Exercise objective
Look for the string "NYSE" in the lines and copy each line that has it.

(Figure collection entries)
----------------

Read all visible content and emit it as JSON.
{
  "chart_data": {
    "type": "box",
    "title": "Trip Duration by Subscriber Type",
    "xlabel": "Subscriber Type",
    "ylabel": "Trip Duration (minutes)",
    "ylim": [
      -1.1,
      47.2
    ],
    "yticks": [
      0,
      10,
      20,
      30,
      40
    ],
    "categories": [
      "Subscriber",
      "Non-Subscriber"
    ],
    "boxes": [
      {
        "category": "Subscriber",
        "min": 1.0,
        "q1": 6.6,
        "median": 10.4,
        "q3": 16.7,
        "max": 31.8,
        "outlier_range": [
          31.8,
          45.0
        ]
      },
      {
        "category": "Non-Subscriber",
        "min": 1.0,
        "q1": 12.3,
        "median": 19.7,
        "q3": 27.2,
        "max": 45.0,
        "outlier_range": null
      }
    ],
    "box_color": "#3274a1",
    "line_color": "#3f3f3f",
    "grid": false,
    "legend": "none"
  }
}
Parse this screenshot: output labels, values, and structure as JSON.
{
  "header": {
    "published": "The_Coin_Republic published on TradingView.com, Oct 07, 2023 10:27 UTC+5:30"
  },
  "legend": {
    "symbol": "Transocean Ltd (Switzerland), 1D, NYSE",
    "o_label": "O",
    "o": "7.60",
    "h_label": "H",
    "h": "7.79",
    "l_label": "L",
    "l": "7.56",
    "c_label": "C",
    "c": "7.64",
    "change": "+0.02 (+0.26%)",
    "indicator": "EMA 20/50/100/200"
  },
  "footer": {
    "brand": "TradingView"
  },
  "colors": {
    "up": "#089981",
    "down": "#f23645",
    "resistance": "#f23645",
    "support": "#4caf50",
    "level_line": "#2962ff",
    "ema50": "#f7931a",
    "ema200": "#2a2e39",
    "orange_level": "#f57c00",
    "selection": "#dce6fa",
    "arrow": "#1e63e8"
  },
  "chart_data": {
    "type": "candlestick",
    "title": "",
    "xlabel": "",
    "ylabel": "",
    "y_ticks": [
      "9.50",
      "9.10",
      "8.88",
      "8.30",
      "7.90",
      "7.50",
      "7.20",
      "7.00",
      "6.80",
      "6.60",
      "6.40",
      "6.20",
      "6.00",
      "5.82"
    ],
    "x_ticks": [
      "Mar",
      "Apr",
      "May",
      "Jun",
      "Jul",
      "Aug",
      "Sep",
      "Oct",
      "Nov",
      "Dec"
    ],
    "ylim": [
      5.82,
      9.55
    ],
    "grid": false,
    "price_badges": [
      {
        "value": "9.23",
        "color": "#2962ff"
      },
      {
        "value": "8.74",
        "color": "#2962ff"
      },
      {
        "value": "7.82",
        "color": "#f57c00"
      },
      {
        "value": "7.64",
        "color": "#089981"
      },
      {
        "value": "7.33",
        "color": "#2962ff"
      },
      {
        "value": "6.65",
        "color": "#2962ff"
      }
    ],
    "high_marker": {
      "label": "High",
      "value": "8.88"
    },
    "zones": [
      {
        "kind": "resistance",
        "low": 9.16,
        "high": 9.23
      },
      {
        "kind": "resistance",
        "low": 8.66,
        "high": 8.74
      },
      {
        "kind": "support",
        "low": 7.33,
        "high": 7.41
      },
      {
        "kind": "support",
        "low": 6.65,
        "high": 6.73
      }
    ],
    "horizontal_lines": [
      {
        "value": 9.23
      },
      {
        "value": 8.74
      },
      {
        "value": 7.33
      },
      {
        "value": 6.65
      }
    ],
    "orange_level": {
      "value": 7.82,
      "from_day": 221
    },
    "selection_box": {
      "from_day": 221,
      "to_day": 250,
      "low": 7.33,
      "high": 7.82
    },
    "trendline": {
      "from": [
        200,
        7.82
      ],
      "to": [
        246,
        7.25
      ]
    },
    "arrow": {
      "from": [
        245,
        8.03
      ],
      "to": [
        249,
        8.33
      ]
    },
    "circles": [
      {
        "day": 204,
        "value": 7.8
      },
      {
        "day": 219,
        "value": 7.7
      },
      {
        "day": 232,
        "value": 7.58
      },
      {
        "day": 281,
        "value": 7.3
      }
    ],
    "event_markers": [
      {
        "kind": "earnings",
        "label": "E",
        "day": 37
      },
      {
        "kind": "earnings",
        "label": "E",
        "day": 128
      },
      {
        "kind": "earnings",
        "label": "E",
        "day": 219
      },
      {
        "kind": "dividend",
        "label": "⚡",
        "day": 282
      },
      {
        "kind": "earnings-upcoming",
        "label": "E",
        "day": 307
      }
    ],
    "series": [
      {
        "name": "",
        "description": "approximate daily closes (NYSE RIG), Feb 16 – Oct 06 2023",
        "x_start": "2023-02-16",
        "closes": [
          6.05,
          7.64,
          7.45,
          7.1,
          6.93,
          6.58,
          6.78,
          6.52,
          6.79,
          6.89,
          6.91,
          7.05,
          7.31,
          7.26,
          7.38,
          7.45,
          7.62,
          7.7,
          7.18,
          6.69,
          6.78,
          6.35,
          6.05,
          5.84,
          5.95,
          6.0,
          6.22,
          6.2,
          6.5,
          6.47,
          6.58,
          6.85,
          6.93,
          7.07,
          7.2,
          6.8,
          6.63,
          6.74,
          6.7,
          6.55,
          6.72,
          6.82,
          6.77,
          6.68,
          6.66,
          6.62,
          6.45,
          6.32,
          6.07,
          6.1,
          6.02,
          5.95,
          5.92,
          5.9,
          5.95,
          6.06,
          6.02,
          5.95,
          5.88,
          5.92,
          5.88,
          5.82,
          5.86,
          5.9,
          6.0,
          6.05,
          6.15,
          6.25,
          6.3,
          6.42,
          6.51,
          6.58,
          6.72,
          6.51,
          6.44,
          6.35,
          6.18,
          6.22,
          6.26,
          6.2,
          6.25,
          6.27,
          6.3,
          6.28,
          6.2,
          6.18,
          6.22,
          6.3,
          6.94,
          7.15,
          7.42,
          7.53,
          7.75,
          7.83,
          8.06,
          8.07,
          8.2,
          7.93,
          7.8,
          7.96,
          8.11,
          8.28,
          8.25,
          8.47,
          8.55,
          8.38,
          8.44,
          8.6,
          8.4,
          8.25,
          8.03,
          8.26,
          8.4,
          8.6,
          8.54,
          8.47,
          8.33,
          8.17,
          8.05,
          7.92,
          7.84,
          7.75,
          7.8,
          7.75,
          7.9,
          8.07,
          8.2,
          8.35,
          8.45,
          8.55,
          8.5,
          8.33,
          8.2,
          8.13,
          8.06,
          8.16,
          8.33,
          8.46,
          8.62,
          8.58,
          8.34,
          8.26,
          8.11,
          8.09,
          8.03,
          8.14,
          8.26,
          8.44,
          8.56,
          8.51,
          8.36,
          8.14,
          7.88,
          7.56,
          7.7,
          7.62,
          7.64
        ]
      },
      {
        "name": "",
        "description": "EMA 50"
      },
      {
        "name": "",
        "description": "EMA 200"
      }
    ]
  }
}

----------------

Solution to the problem
    "symbol": "Transocean Ltd (Switzerland), 1D, NYSE",
        "description": "approximate daily closes (NYSE RIG), Feb 16 – Oct 06 2023",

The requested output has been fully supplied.